* Aim of the task
Reproduce every line of the listing as written, apart from the pictures.

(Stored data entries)
------------------------------------

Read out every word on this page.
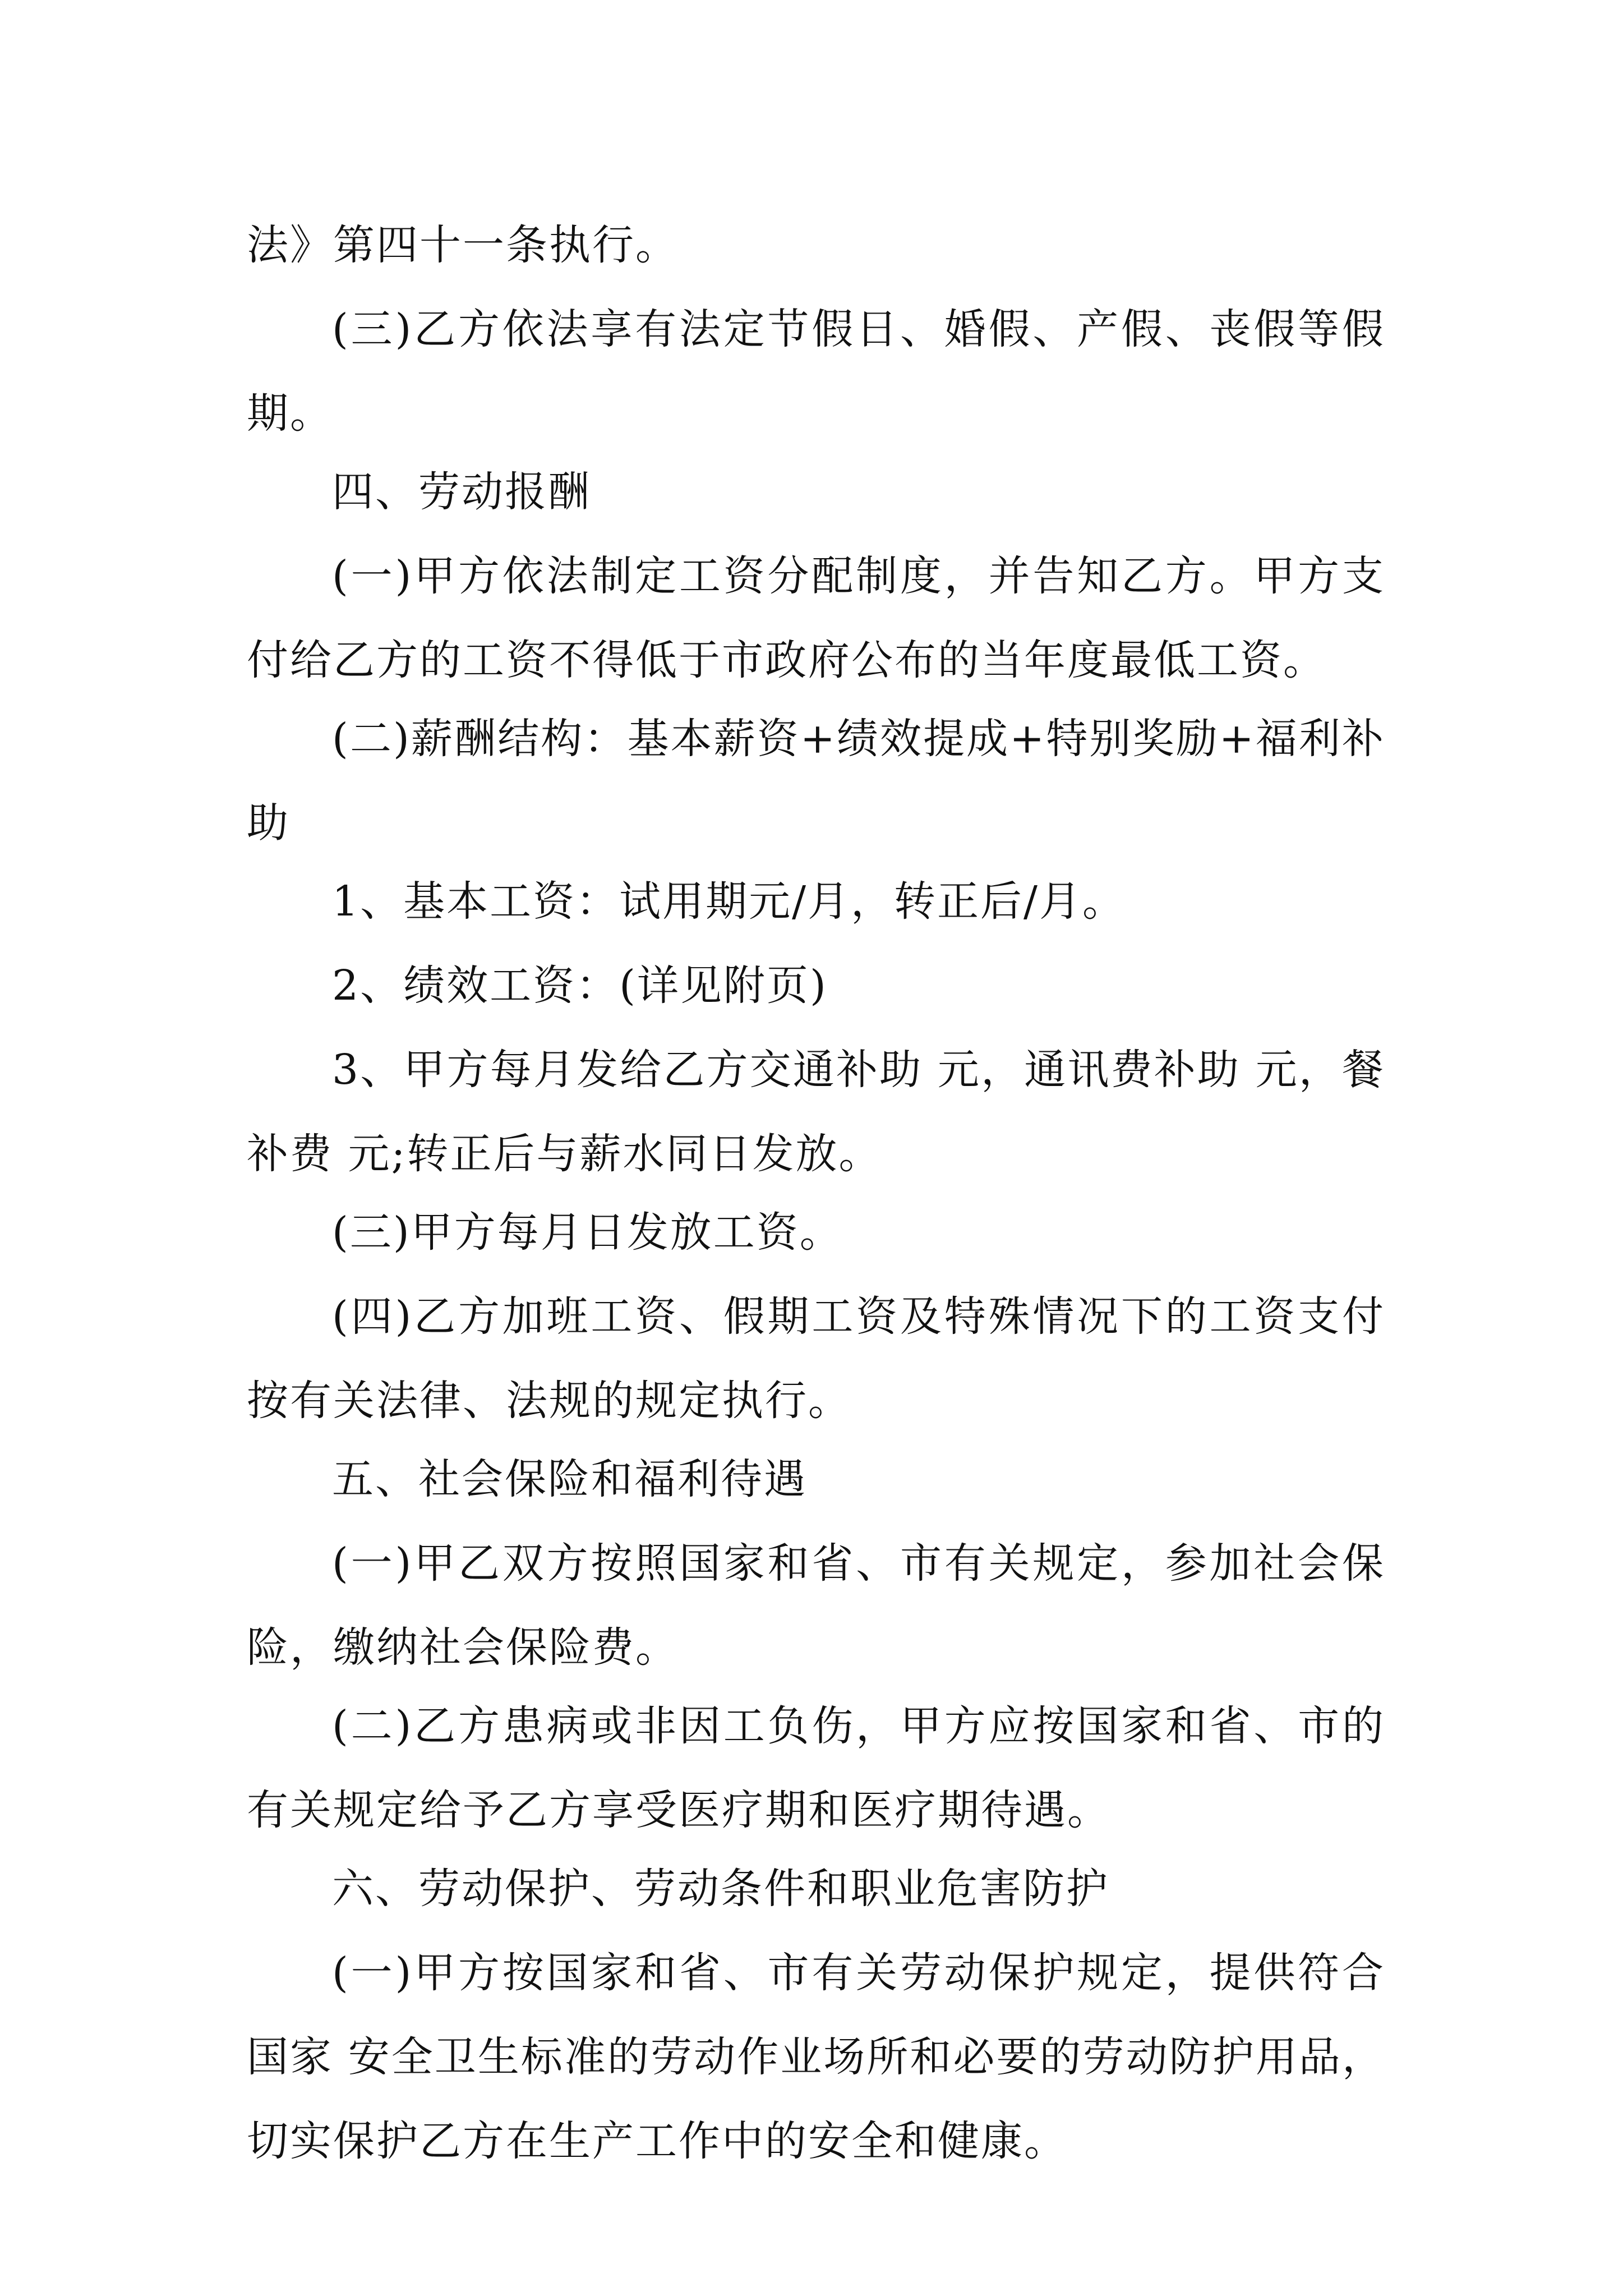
法》第四十一条执行。

(三)乙方依法享有法定节假日、婚假、产假、丧假等假期。

四、劳动报酬

(一)甲方依法制定工资分配制度，并告知乙方。甲方支付给乙方的工资不得低于市政府公布的当年度最低工资。

(二)薪酬结构：基本薪资+绩效提成+特别奖励+福利补助

1、基本工资：试用期元/月，转正后/月。

2、绩效工资：(详见附页)

3、甲方每月发给乙方交通补助 元，通讯费补助 元，餐补费 元;转正后与薪水同日发放。

(三)甲方每月日发放工资。

(四)乙方加班工资、假期工资及特殊情况下的工资支付按有关法律、法规的规定执行。

五、社会保险和福利待遇

(一)甲乙双方按照国家和省、市有关规定，参加社会保险，缴纳社会保险费。

(二)乙方患病或非因工负伤，甲方应按国家和省、市的有关规定给予乙方享受医疗期和医疗期待遇。

六、劳动保护、劳动条件和职业危害防护

(一)甲方按国家和省、市有关劳动保护规定，提供符合国家 安全卫生标准的劳动作业场所和必要的劳动防护用品，切实保护乙方在生产工作中的安全和健康。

------------------------------------

* Answer to this exercise
Read out every word on this page.
法》第四十一条执行。

(三)乙方依法享有法定节假日、婚假、产假、丧假等假期。

四、劳动报酬

(一)甲方依法制定工资分配制度，并告知乙方。甲方支付给乙方的工资不得低于市政府公布的当年度最低工资。

(二)薪酬结构：基本薪资+绩效提成+特别奖励+福利补助

1、基本工资：试用期元/月，转正后/月。

2、绩效工资：(详见附页)

3、甲方每月发给乙方交通补助 元，通讯费补助 元，餐补费 元;转正后与薪水同日发放。

(三)甲方每月日发放工资。

(四)乙方加班工资、假期工资及特殊情况下的工资支付按有关法律、法规的规定执行。

五、社会保险和福利待遇

(一)甲乙双方按照国家和省、市有关规定，参加社会保险，缴纳社会保险费。

(二)乙方患病或非因工负伤，甲方应按国家和省、市的有关规定给予乙方享受医疗期和医疗期待遇。

六、劳动保护、劳动条件和职业危害防护

(一)甲方按国家和省、市有关劳动保护规定，提供符合国家 安全卫生标准的劳动作业场所和必要的劳动防护用品，切实保护乙方在生产工作中的安全和健康。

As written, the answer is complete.